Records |
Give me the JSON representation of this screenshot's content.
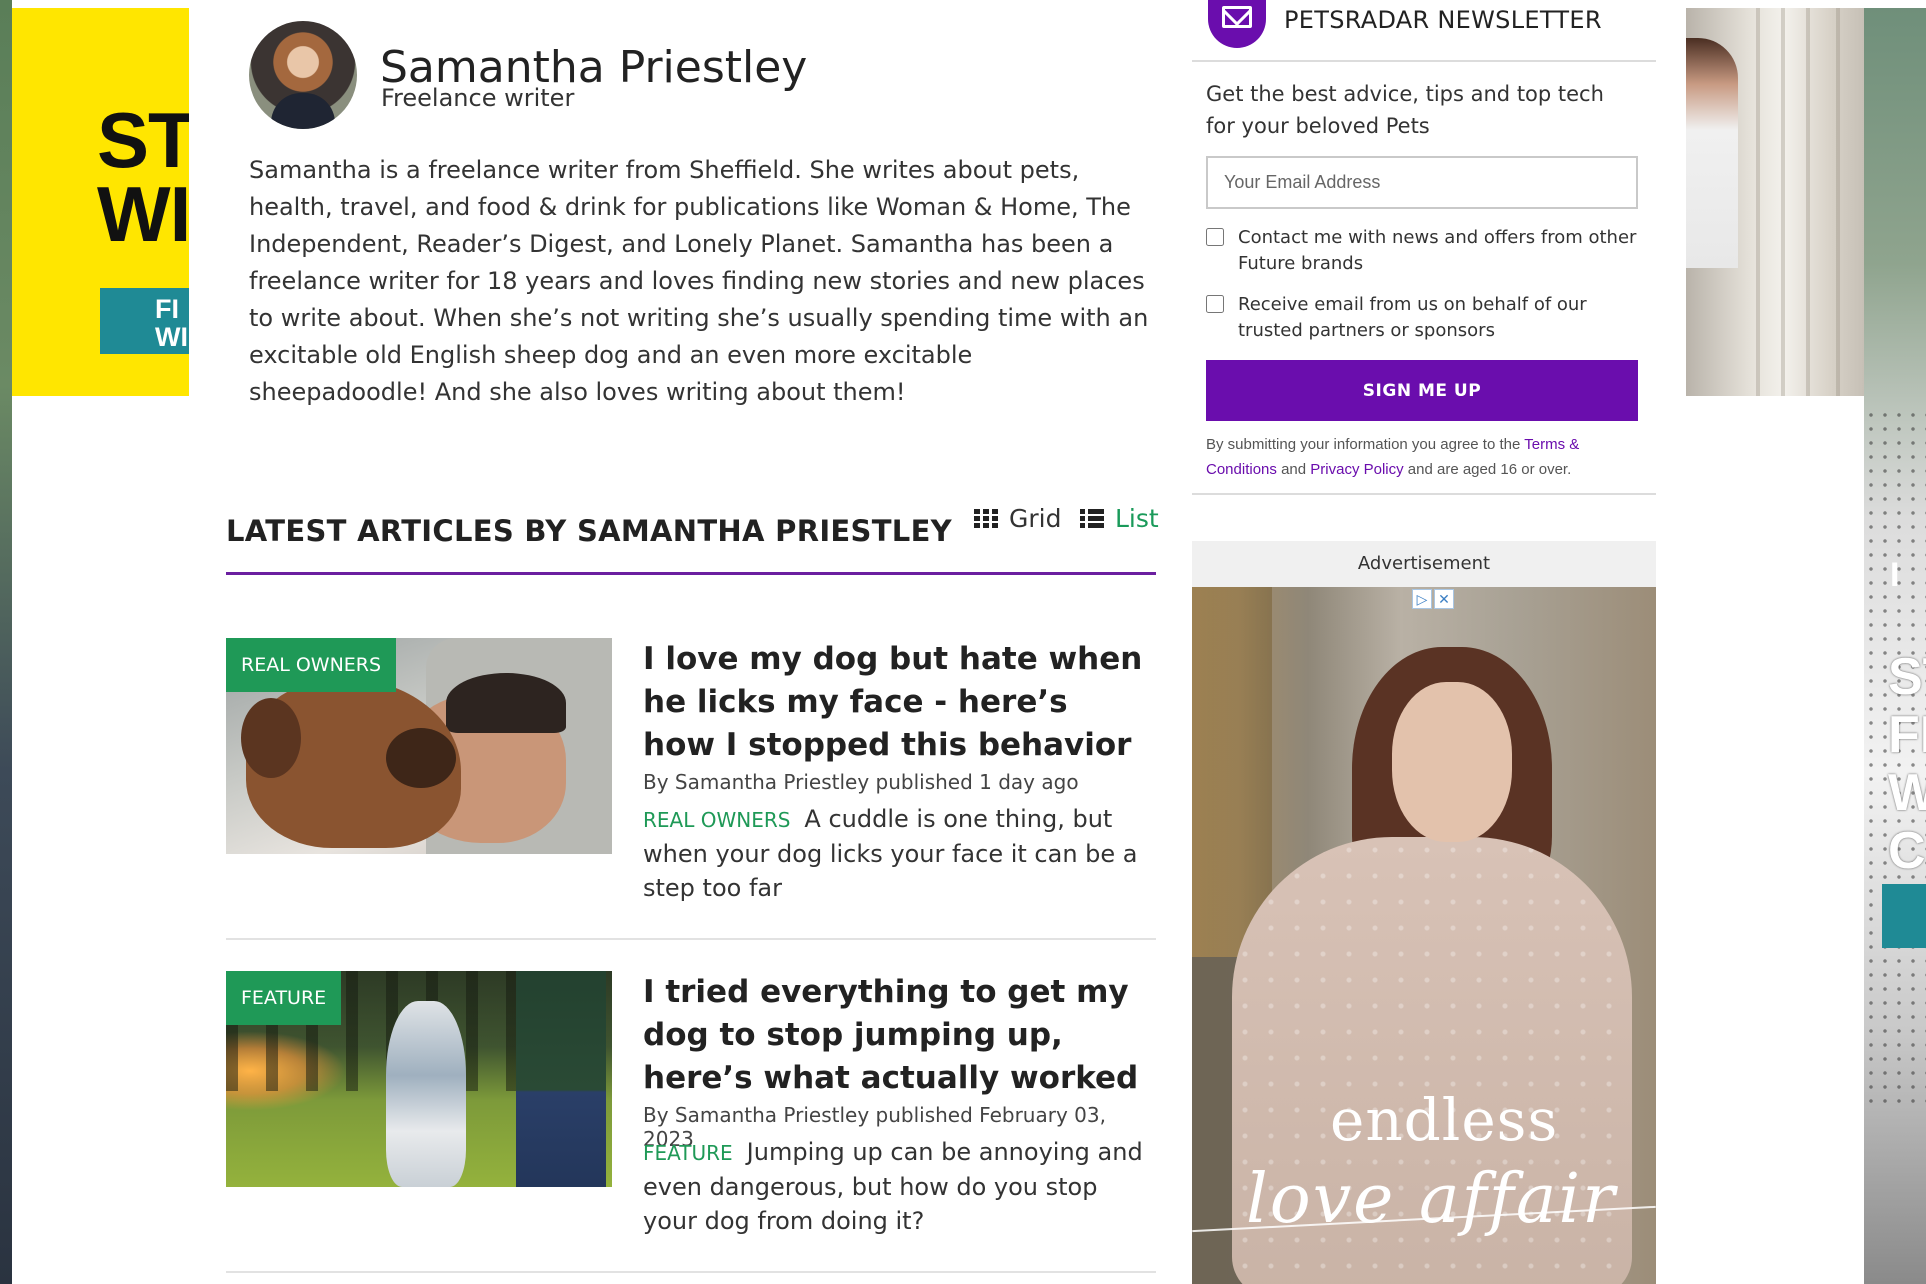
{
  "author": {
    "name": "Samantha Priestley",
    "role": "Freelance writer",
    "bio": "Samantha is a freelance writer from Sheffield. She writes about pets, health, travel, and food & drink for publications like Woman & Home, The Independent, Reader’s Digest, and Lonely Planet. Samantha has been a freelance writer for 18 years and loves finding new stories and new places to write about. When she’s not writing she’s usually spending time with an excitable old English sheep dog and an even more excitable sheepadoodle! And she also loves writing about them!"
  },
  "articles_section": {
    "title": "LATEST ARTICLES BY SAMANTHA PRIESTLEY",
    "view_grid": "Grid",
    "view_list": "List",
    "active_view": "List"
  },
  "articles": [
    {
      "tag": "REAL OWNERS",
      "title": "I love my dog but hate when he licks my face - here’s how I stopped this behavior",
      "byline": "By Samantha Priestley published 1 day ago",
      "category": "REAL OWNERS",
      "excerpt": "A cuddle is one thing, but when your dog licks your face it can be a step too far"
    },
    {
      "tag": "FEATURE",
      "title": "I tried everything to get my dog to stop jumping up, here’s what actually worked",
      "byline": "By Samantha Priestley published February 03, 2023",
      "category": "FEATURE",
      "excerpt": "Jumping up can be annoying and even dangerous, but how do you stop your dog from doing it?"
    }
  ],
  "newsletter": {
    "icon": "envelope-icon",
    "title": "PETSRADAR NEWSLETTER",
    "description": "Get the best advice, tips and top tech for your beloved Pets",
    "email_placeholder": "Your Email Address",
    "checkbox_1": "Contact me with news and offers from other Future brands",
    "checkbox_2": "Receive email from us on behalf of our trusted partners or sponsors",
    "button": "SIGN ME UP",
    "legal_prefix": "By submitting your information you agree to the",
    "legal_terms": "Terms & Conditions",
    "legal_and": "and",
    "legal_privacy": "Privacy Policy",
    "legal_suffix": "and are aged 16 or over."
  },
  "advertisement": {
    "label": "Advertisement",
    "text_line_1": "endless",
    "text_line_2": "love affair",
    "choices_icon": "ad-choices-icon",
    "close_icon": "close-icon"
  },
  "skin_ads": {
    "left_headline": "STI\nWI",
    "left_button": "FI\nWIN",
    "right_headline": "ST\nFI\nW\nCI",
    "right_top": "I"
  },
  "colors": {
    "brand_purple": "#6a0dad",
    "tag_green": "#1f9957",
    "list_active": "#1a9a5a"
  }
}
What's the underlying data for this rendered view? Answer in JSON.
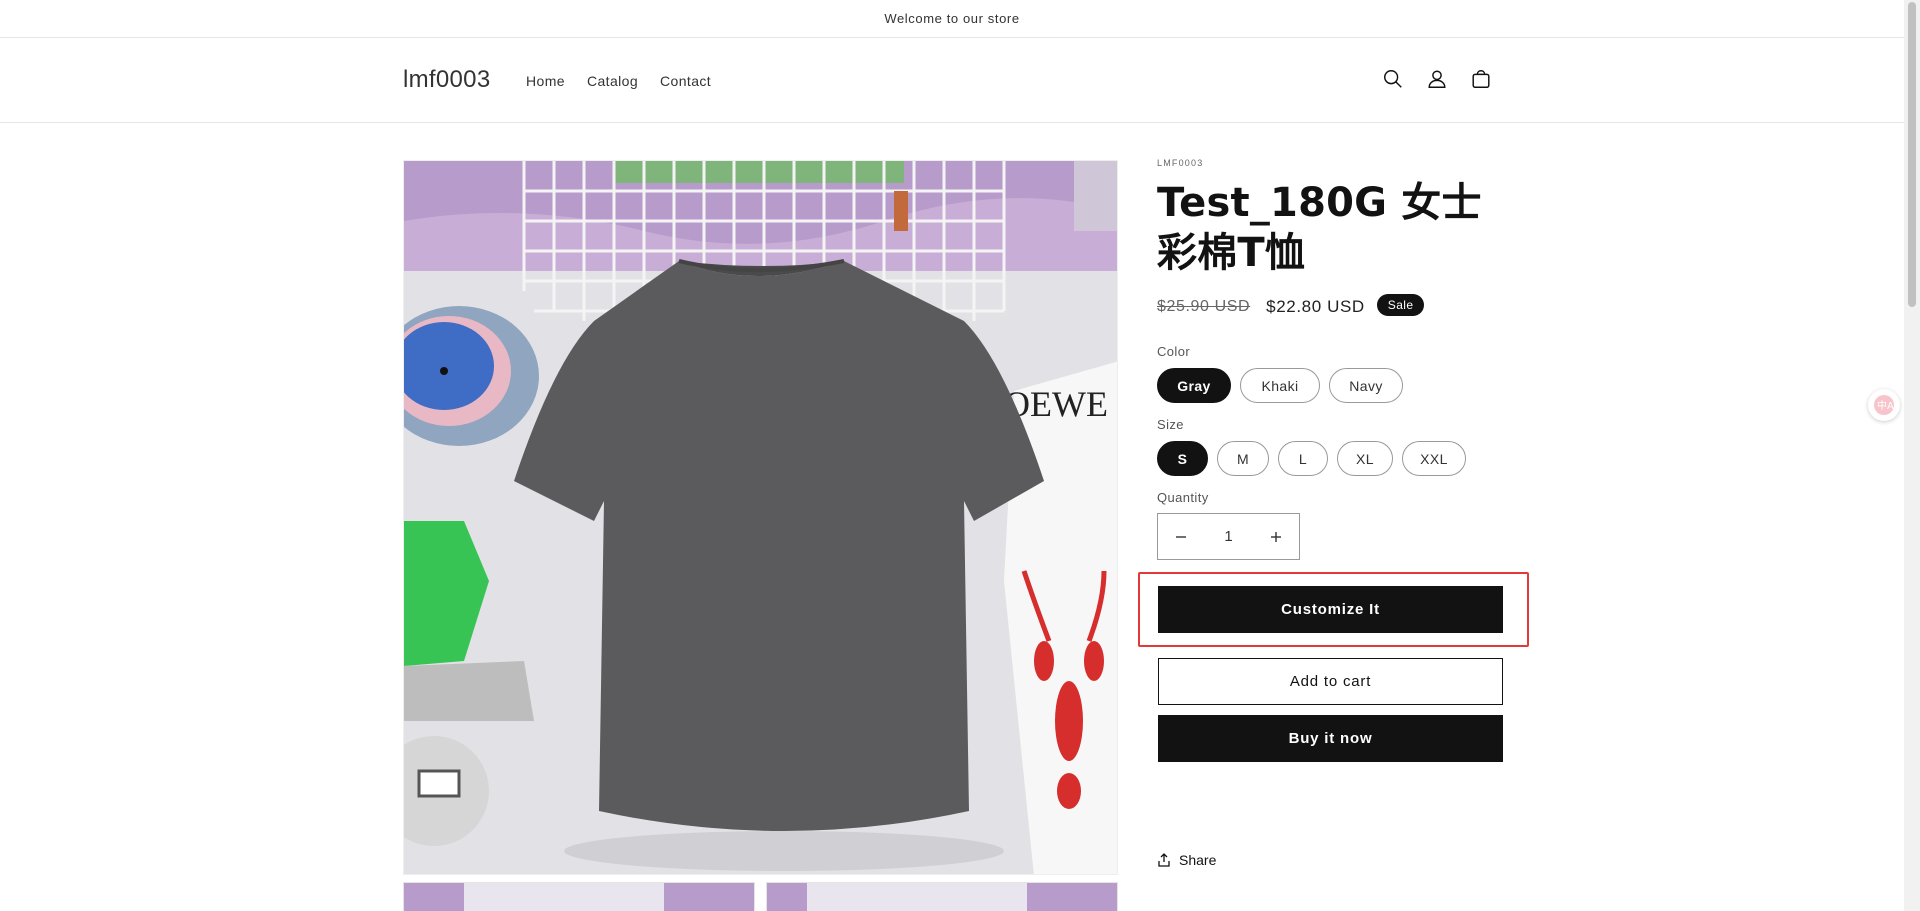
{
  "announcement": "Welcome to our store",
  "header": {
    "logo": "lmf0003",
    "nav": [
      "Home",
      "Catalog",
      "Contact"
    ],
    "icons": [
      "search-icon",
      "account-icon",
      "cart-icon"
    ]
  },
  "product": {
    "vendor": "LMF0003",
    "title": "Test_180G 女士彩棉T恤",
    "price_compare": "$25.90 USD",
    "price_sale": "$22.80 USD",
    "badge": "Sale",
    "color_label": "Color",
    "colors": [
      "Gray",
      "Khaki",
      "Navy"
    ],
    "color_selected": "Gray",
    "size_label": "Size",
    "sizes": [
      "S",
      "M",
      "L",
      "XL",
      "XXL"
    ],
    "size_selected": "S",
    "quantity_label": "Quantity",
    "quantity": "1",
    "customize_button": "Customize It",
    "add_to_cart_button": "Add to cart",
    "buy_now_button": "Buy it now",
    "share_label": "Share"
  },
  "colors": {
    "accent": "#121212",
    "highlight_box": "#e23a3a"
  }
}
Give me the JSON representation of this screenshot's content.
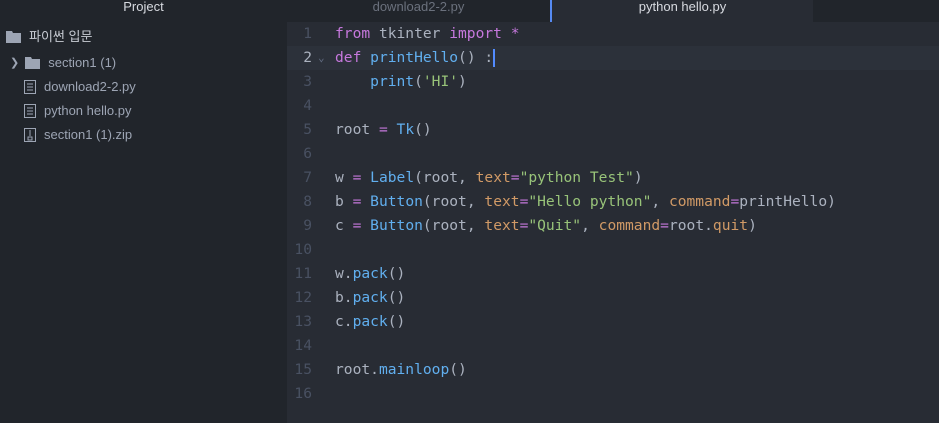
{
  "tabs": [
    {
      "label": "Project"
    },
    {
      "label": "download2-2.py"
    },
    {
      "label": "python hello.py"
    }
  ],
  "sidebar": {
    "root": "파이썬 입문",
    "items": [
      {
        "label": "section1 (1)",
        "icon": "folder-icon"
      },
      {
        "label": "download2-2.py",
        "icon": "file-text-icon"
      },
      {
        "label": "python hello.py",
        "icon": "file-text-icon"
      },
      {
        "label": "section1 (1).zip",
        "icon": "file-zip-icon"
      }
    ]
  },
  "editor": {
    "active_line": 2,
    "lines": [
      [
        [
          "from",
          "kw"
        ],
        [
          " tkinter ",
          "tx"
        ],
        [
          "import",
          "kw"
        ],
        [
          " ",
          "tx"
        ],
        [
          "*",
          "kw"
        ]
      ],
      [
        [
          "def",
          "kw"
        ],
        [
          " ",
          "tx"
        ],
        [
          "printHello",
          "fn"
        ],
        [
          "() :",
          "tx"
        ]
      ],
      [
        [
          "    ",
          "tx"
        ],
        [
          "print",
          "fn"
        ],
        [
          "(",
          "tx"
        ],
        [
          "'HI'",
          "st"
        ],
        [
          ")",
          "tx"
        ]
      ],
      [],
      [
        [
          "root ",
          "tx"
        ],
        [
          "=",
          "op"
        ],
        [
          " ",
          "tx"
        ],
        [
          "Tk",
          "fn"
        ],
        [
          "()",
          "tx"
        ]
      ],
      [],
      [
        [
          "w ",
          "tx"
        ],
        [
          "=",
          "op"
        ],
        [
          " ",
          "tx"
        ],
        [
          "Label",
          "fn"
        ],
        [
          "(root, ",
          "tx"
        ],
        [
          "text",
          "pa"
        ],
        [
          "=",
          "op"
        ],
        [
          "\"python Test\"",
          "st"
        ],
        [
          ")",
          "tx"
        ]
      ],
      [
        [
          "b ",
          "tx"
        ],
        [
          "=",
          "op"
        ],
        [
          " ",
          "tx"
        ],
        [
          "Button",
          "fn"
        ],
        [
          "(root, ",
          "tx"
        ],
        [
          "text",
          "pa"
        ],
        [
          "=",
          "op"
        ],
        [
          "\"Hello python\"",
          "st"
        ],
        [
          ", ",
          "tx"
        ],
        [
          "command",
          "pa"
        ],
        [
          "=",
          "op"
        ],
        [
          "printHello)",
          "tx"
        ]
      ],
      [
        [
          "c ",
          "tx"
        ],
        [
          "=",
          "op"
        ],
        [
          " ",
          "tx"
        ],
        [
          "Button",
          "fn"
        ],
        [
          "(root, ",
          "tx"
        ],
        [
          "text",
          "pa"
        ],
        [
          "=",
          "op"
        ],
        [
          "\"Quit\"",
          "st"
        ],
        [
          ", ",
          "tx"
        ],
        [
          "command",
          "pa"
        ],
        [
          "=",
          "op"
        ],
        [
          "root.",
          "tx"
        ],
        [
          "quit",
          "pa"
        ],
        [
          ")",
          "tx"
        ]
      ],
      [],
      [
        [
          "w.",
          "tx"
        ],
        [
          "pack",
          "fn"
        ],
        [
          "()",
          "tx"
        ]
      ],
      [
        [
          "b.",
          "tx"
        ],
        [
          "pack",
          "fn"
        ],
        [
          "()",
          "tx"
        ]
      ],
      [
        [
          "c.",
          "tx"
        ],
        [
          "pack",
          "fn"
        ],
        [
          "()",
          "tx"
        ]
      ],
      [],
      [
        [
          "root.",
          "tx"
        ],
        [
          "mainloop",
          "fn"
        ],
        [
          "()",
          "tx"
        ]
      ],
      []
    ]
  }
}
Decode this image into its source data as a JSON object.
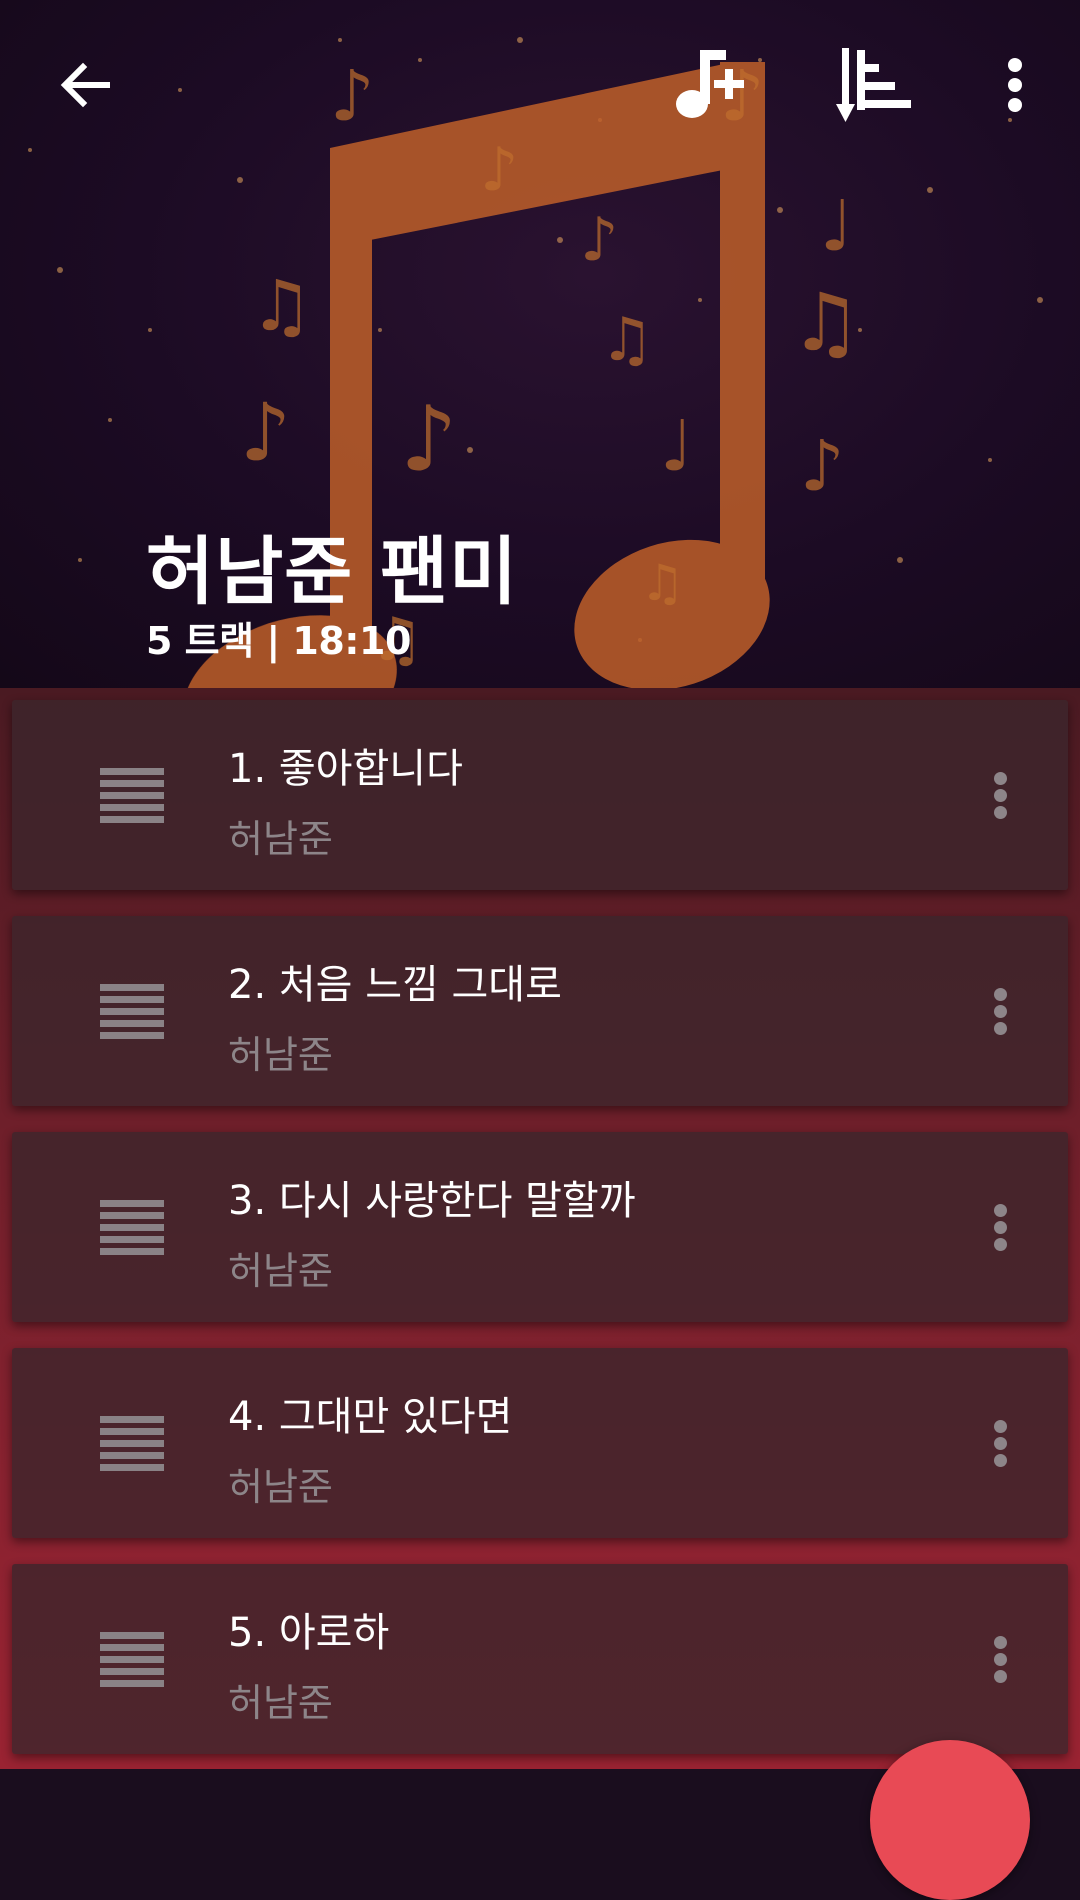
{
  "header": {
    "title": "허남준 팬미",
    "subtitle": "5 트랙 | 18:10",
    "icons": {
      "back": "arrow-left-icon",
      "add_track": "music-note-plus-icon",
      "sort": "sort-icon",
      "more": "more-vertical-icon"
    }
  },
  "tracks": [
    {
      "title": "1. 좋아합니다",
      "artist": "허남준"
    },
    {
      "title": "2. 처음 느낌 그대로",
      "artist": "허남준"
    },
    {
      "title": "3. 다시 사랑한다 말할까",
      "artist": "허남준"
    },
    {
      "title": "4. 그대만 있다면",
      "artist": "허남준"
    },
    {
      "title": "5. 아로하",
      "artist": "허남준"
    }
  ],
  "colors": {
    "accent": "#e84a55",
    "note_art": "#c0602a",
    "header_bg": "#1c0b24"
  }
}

REQUIREMENT | Count how many lines above contain the word "Contact". Reply with the number alone.

FINISHED EXERCISE | 2